DIRECTIONS FOR THIS TASK:
Every record below should be written out exactly; pictures stay out.

RECORDS PROVIDED:
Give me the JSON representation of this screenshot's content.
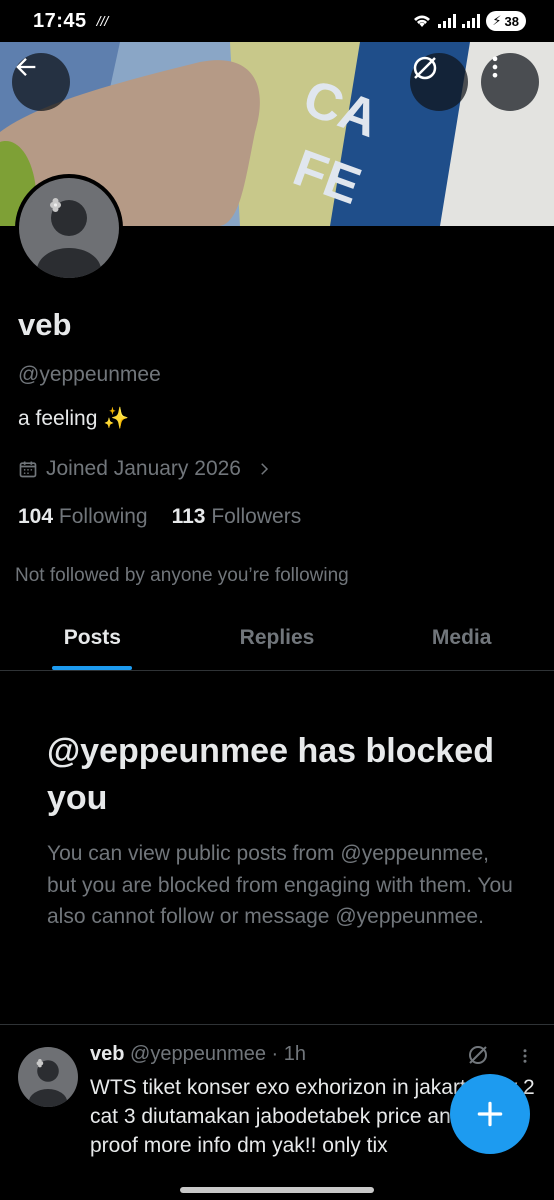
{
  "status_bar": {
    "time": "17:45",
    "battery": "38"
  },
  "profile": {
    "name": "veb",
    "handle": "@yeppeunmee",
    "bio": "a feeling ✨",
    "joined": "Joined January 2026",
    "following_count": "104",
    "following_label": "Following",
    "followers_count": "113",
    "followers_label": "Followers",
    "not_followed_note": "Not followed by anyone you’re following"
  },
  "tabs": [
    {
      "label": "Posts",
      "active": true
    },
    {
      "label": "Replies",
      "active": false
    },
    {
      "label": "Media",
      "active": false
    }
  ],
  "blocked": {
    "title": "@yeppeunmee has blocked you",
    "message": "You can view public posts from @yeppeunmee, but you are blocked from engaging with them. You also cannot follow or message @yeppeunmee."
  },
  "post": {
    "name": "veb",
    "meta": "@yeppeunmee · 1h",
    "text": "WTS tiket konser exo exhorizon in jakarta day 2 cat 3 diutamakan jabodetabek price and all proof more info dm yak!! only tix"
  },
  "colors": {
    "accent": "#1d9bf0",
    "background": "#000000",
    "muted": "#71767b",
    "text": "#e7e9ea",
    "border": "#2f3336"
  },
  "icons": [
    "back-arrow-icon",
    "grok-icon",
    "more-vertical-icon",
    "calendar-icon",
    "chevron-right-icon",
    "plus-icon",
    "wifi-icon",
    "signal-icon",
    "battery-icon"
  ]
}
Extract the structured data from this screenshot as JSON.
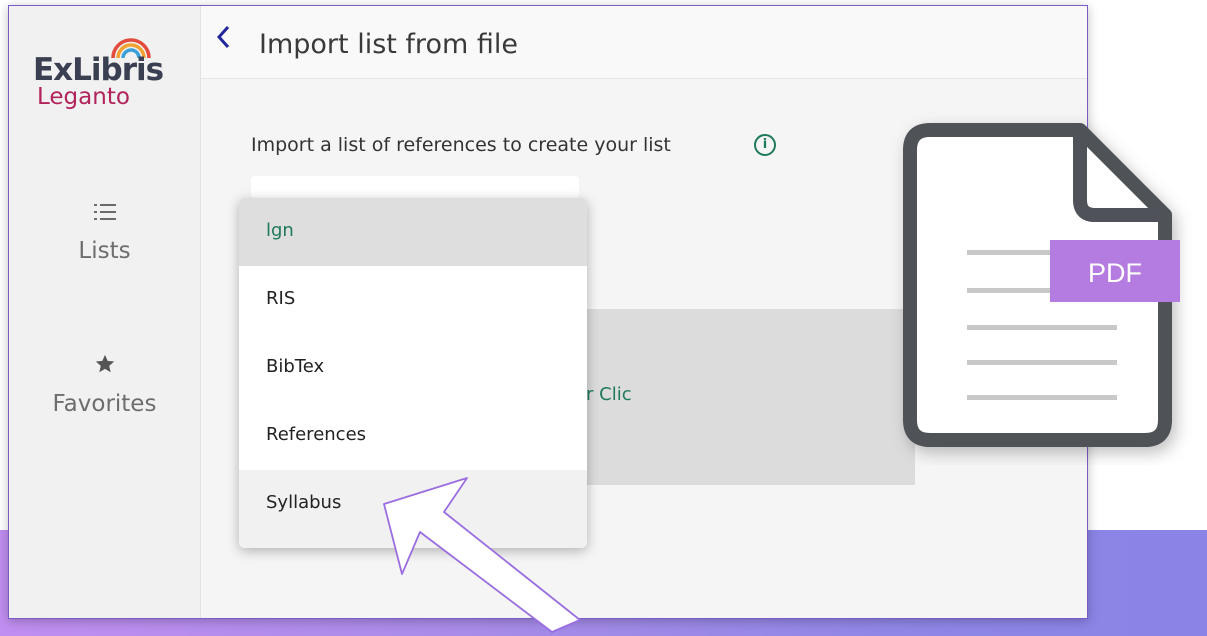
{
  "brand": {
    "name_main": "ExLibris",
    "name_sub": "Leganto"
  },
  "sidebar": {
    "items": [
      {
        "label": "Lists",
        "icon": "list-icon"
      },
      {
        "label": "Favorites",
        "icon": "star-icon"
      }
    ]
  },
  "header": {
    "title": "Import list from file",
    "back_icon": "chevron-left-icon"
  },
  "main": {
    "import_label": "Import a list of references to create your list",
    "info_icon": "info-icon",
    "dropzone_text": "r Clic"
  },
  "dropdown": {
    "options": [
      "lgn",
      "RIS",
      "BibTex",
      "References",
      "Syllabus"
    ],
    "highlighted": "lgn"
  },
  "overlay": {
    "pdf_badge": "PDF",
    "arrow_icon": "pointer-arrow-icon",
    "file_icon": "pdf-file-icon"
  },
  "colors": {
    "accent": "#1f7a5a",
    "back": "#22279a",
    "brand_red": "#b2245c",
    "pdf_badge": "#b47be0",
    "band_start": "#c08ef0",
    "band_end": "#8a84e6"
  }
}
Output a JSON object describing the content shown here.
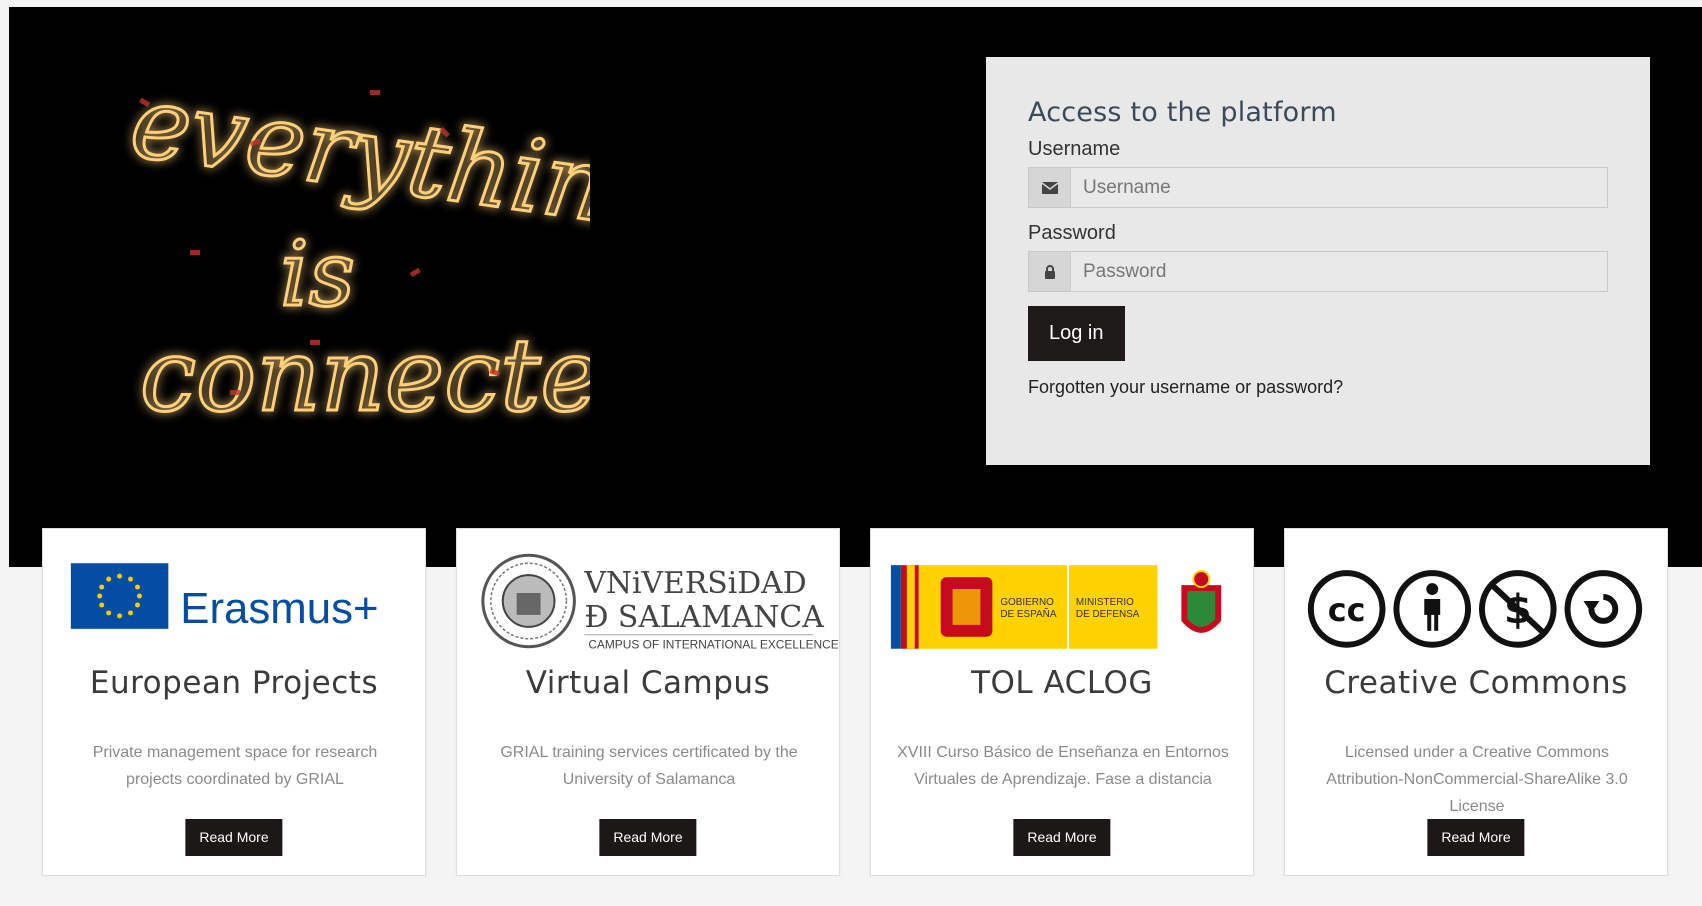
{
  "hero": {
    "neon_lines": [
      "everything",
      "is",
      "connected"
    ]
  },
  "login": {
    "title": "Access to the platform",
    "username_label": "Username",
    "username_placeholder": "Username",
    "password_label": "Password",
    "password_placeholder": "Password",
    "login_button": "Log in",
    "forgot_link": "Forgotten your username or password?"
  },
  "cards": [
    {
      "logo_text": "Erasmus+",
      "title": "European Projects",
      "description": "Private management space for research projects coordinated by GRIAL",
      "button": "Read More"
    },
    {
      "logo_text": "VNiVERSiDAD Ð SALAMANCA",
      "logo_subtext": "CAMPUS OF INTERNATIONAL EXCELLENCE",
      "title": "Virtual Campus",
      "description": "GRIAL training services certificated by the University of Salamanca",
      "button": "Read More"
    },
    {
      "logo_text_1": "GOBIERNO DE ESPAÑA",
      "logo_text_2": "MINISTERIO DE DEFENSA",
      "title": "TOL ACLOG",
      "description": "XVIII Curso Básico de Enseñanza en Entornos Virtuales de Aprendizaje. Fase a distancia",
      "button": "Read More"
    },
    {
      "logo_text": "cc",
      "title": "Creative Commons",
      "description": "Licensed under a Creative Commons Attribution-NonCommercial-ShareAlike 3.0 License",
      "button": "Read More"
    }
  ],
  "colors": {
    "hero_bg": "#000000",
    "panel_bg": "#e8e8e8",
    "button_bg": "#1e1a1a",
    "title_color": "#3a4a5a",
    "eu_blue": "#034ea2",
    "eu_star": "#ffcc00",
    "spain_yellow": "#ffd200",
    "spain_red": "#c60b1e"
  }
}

RESULT:
Give me the JSON representation of this screenshot's content.
{
  "status_bar": {
    "time": "17:45",
    "battery": "38"
  },
  "profile": {
    "name": "veb",
    "handle": "@yeppeunmee",
    "bio": "a feeling ✨",
    "joined": "Joined January 2026",
    "following_count": "104",
    "following_label": "Following",
    "followers_count": "113",
    "followers_label": "Followers",
    "not_followed_note": "Not followed by anyone you’re following"
  },
  "tabs": [
    {
      "label": "Posts",
      "active": true
    },
    {
      "label": "Replies",
      "active": false
    },
    {
      "label": "Media",
      "active": false
    }
  ],
  "blocked": {
    "title": "@yeppeunmee has blocked you",
    "message": "You can view public posts from @yeppeunmee, but you are blocked from engaging with them. You also cannot follow or message @yeppeunmee."
  },
  "post": {
    "name": "veb",
    "meta": "@yeppeunmee · 1h",
    "text": "WTS tiket konser exo exhorizon in jakarta day 2 cat 3 diutamakan jabodetabek price and all proof more info dm yak!! only tix"
  },
  "colors": {
    "accent": "#1d9bf0",
    "background": "#000000",
    "muted": "#71767b",
    "text": "#e7e9ea",
    "border": "#2f3336"
  },
  "icons": [
    "back-arrow-icon",
    "grok-icon",
    "more-vertical-icon",
    "calendar-icon",
    "chevron-right-icon",
    "plus-icon",
    "wifi-icon",
    "signal-icon",
    "battery-icon"
  ]
}
Extract the structured data from this screenshot as JSON.
{
  "brand": {
    "name_main": "ExLibris",
    "name_sub": "Leganto"
  },
  "sidebar": {
    "items": [
      {
        "label": "Lists",
        "icon": "list-icon"
      },
      {
        "label": "Favorites",
        "icon": "star-icon"
      }
    ]
  },
  "header": {
    "title": "Import list from file",
    "back_icon": "chevron-left-icon"
  },
  "main": {
    "import_label": "Import a list of references to create your list",
    "info_icon": "info-icon",
    "dropzone_text": "r Clic"
  },
  "dropdown": {
    "options": [
      "lgn",
      "RIS",
      "BibTex",
      "References",
      "Syllabus"
    ],
    "highlighted": "lgn"
  },
  "overlay": {
    "pdf_badge": "PDF",
    "arrow_icon": "pointer-arrow-icon",
    "file_icon": "pdf-file-icon"
  },
  "colors": {
    "accent": "#1f7a5a",
    "back": "#22279a",
    "brand_red": "#b2245c",
    "pdf_badge": "#b47be0",
    "band_start": "#c08ef0",
    "band_end": "#8a84e6"
  }
}
Output a JSON object describing the content shown here.
{
  "hero": {
    "neon_lines": [
      "everything",
      "is",
      "connected"
    ]
  },
  "login": {
    "title": "Access to the platform",
    "username_label": "Username",
    "username_placeholder": "Username",
    "password_label": "Password",
    "password_placeholder": "Password",
    "login_button": "Log in",
    "forgot_link": "Forgotten your username or password?"
  },
  "cards": [
    {
      "logo_text": "Erasmus+",
      "title": "European Projects",
      "description": "Private management space for research projects coordinated by GRIAL",
      "button": "Read More"
    },
    {
      "logo_text": "VNiVERSiDAD Ð SALAMANCA",
      "logo_subtext": "CAMPUS OF INTERNATIONAL EXCELLENCE",
      "title": "Virtual Campus",
      "description": "GRIAL training services certificated by the University of Salamanca",
      "button": "Read More"
    },
    {
      "logo_text_1": "GOBIERNO DE ESPAÑA",
      "logo_text_2": "MINISTERIO DE DEFENSA",
      "title": "TOL ACLOG",
      "description": "XVIII Curso Básico de Enseñanza en Entornos Virtuales de Aprendizaje. Fase a distancia",
      "button": "Read More"
    },
    {
      "logo_text": "cc",
      "title": "Creative Commons",
      "description": "Licensed under a Creative Commons Attribution-NonCommercial-ShareAlike 3.0 License",
      "button": "Read More"
    }
  ],
  "colors": {
    "hero_bg": "#000000",
    "panel_bg": "#e8e8e8",
    "button_bg": "#1e1a1a",
    "title_color": "#3a4a5a",
    "eu_blue": "#034ea2",
    "eu_star": "#ffcc00",
    "spain_yellow": "#ffd200",
    "spain_red": "#c60b1e"
  }
}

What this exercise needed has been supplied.